*SOURCE MATERIAL:*
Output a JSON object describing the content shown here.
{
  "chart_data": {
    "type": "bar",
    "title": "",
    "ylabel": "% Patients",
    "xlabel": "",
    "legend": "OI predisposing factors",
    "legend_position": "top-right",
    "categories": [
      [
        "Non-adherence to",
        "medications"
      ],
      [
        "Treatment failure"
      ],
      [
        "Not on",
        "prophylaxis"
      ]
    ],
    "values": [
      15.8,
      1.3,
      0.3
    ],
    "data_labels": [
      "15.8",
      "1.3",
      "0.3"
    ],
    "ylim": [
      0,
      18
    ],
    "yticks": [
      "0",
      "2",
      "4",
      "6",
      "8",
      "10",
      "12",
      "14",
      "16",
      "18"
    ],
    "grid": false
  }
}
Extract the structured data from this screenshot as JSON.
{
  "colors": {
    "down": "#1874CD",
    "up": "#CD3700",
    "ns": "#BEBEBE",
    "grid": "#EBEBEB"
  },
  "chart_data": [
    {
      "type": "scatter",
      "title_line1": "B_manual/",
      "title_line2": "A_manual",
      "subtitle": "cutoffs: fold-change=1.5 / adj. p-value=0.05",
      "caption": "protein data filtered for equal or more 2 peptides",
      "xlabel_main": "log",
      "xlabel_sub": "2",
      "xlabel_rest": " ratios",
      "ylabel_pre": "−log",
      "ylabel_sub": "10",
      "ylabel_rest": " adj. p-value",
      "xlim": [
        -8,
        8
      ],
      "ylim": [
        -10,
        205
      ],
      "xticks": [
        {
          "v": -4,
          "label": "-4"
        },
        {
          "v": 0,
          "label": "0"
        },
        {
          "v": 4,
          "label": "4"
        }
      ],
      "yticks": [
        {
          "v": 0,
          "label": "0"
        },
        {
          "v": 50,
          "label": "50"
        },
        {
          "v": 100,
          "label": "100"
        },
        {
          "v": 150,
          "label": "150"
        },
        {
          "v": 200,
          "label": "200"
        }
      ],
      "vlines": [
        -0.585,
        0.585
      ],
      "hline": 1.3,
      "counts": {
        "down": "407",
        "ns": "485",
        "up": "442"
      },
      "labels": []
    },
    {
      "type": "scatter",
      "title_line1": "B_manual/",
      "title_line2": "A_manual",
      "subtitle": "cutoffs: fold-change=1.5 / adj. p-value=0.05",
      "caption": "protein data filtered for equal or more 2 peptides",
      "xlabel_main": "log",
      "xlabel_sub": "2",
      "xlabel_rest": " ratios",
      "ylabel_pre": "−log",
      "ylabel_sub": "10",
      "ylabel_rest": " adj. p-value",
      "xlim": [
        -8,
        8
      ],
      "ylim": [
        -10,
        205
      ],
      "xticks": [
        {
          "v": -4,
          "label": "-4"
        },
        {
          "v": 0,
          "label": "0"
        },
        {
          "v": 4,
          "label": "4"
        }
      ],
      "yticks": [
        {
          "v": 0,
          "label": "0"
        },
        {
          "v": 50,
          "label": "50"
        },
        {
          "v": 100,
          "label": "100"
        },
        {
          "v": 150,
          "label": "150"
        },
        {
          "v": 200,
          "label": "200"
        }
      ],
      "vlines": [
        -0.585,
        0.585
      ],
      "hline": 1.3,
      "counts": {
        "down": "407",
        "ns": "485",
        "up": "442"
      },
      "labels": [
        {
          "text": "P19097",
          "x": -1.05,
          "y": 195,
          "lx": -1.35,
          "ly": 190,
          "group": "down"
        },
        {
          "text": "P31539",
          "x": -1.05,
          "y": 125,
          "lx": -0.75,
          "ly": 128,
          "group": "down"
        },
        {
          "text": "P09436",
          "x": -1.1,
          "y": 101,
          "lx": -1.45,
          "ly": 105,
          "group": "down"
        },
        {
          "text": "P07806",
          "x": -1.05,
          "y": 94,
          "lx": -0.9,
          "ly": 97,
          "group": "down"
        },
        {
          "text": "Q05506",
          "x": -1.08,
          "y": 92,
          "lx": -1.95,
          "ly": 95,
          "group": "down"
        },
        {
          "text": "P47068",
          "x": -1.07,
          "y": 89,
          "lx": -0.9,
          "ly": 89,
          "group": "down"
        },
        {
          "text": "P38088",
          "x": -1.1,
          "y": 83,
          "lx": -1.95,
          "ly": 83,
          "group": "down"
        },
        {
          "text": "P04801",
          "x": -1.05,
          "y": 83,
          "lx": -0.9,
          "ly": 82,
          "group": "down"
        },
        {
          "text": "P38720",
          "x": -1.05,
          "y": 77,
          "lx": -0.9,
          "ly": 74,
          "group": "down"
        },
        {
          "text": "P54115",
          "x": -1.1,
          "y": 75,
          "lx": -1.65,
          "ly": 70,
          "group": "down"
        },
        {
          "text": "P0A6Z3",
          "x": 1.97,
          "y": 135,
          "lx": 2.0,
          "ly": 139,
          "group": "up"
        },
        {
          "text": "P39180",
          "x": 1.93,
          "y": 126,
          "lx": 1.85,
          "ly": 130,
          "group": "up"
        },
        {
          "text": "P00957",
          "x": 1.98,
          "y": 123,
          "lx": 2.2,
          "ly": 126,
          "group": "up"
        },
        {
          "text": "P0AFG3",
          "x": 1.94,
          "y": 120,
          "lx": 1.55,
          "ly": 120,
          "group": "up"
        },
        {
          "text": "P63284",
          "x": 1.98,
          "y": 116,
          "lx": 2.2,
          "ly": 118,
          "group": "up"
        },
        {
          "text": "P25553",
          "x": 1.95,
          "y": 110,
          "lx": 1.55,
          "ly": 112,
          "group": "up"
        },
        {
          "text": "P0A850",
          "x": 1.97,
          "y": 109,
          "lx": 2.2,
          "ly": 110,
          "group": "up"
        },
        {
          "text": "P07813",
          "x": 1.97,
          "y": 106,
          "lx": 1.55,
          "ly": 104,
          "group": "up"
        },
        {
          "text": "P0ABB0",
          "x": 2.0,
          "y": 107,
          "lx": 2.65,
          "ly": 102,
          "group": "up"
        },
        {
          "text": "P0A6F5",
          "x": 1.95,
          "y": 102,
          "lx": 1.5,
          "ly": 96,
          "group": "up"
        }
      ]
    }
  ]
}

*ASSIGNMENT:* Exactly as shown above, write out all the records.

*RESULT OF THE TASK:*
Output a JSON object describing the content shown here.
{
  "chart_data": {
    "type": "bar",
    "title": "",
    "ylabel": "% Patients",
    "xlabel": "",
    "legend": "OI predisposing factors",
    "legend_position": "top-right",
    "categories": [
      [
        "Non-adherence to",
        "medications"
      ],
      [
        "Treatment failure"
      ],
      [
        "Not on",
        "prophylaxis"
      ]
    ],
    "values": [
      15.8,
      1.3,
      0.3
    ],
    "data_labels": [
      "15.8",
      "1.3",
      "0.3"
    ],
    "ylim": [
      0,
      18
    ],
    "yticks": [
      "0",
      "2",
      "4",
      "6",
      "8",
      "10",
      "12",
      "14",
      "16",
      "18"
    ],
    "grid": false
  }
}
Extract the structured data from this screenshot as JSON.
{
  "colors": {
    "down": "#1874CD",
    "up": "#CD3700",
    "ns": "#BEBEBE",
    "grid": "#EBEBEB"
  },
  "chart_data": [
    {
      "type": "scatter",
      "title_line1": "B_manual/",
      "title_line2": "A_manual",
      "subtitle": "cutoffs: fold-change=1.5 / adj. p-value=0.05",
      "caption": "protein data filtered for equal or more 2 peptides",
      "xlabel_main": "log",
      "xlabel_sub": "2",
      "xlabel_rest": " ratios",
      "ylabel_pre": "−log",
      "ylabel_sub": "10",
      "ylabel_rest": " adj. p-value",
      "xlim": [
        -8,
        8
      ],
      "ylim": [
        -10,
        205
      ],
      "xticks": [
        {
          "v": -4,
          "label": "-4"
        },
        {
          "v": 0,
          "label": "0"
        },
        {
          "v": 4,
          "label": "4"
        }
      ],
      "yticks": [
        {
          "v": 0,
          "label": "0"
        },
        {
          "v": 50,
          "label": "50"
        },
        {
          "v": 100,
          "label": "100"
        },
        {
          "v": 150,
          "label": "150"
        },
        {
          "v": 200,
          "label": "200"
        }
      ],
      "vlines": [
        -0.585,
        0.585
      ],
      "hline": 1.3,
      "counts": {
        "down": "407",
        "ns": "485",
        "up": "442"
      },
      "labels": []
    },
    {
      "type": "scatter",
      "title_line1": "B_manual/",
      "title_line2": "A_manual",
      "subtitle": "cutoffs: fold-change=1.5 / adj. p-value=0.05",
      "caption": "protein data filtered for equal or more 2 peptides",
      "xlabel_main": "log",
      "xlabel_sub": "2",
      "xlabel_rest": " ratios",
      "ylabel_pre": "−log",
      "ylabel_sub": "10",
      "ylabel_rest": " adj. p-value",
      "xlim": [
        -8,
        8
      ],
      "ylim": [
        -10,
        205
      ],
      "xticks": [
        {
          "v": -4,
          "label": "-4"
        },
        {
          "v": 0,
          "label": "0"
        },
        {
          "v": 4,
          "label": "4"
        }
      ],
      "yticks": [
        {
          "v": 0,
          "label": "0"
        },
        {
          "v": 50,
          "label": "50"
        },
        {
          "v": 100,
          "label": "100"
        },
        {
          "v": 150,
          "label": "150"
        },
        {
          "v": 200,
          "label": "200"
        }
      ],
      "vlines": [
        -0.585,
        0.585
      ],
      "hline": 1.3,
      "counts": {
        "down": "407",
        "ns": "485",
        "up": "442"
      },
      "labels": [
        {
          "text": "P19097",
          "x": -1.05,
          "y": 195,
          "lx": -1.35,
          "ly": 190,
          "group": "down"
        },
        {
          "text": "P31539",
          "x": -1.05,
          "y": 125,
          "lx": -0.75,
          "ly": 128,
          "group": "down"
        },
        {
          "text": "P09436",
          "x": -1.1,
          "y": 101,
          "lx": -1.45,
          "ly": 105,
          "group": "down"
        },
        {
          "text": "P07806",
          "x": -1.05,
          "y": 94,
          "lx": -0.9,
          "ly": 97,
          "group": "down"
        },
        {
          "text": "Q05506",
          "x": -1.08,
          "y": 92,
          "lx": -1.95,
          "ly": 95,
          "group": "down"
        },
        {
          "text": "P47068",
          "x": -1.07,
          "y": 89,
          "lx": -0.9,
          "ly": 89,
          "group": "down"
        },
        {
          "text": "P38088",
          "x": -1.1,
          "y": 83,
          "lx": -1.95,
          "ly": 83,
          "group": "down"
        },
        {
          "text": "P04801",
          "x": -1.05,
          "y": 83,
          "lx": -0.9,
          "ly": 82,
          "group": "down"
        },
        {
          "text": "P38720",
          "x": -1.05,
          "y": 77,
          "lx": -0.9,
          "ly": 74,
          "group": "down"
        },
        {
          "text": "P54115",
          "x": -1.1,
          "y": 75,
          "lx": -1.65,
          "ly": 70,
          "group": "down"
        },
        {
          "text": "P0A6Z3",
          "x": 1.97,
          "y": 135,
          "lx": 2.0,
          "ly": 139,
          "group": "up"
        },
        {
          "text": "P39180",
          "x": 1.93,
          "y": 126,
          "lx": 1.85,
          "ly": 130,
          "group": "up"
        },
        {
          "text": "P00957",
          "x": 1.98,
          "y": 123,
          "lx": 2.2,
          "ly": 126,
          "group": "up"
        },
        {
          "text": "P0AFG3",
          "x": 1.94,
          "y": 120,
          "lx": 1.55,
          "ly": 120,
          "group": "up"
        },
        {
          "text": "P63284",
          "x": 1.98,
          "y": 116,
          "lx": 2.2,
          "ly": 118,
          "group": "up"
        },
        {
          "text": "P25553",
          "x": 1.95,
          "y": 110,
          "lx": 1.55,
          "ly": 112,
          "group": "up"
        },
        {
          "text": "P0A850",
          "x": 1.97,
          "y": 109,
          "lx": 2.2,
          "ly": 110,
          "group": "up"
        },
        {
          "text": "P07813",
          "x": 1.97,
          "y": 106,
          "lx": 1.55,
          "ly": 104,
          "group": "up"
        },
        {
          "text": "P0ABB0",
          "x": 2.0,
          "y": 107,
          "lx": 2.65,
          "ly": 102,
          "group": "up"
        },
        {
          "text": "P0A6F5",
          "x": 1.95,
          "y": 102,
          "lx": 1.5,
          "ly": 96,
          "group": "up"
        }
      ]
    }
  ]
}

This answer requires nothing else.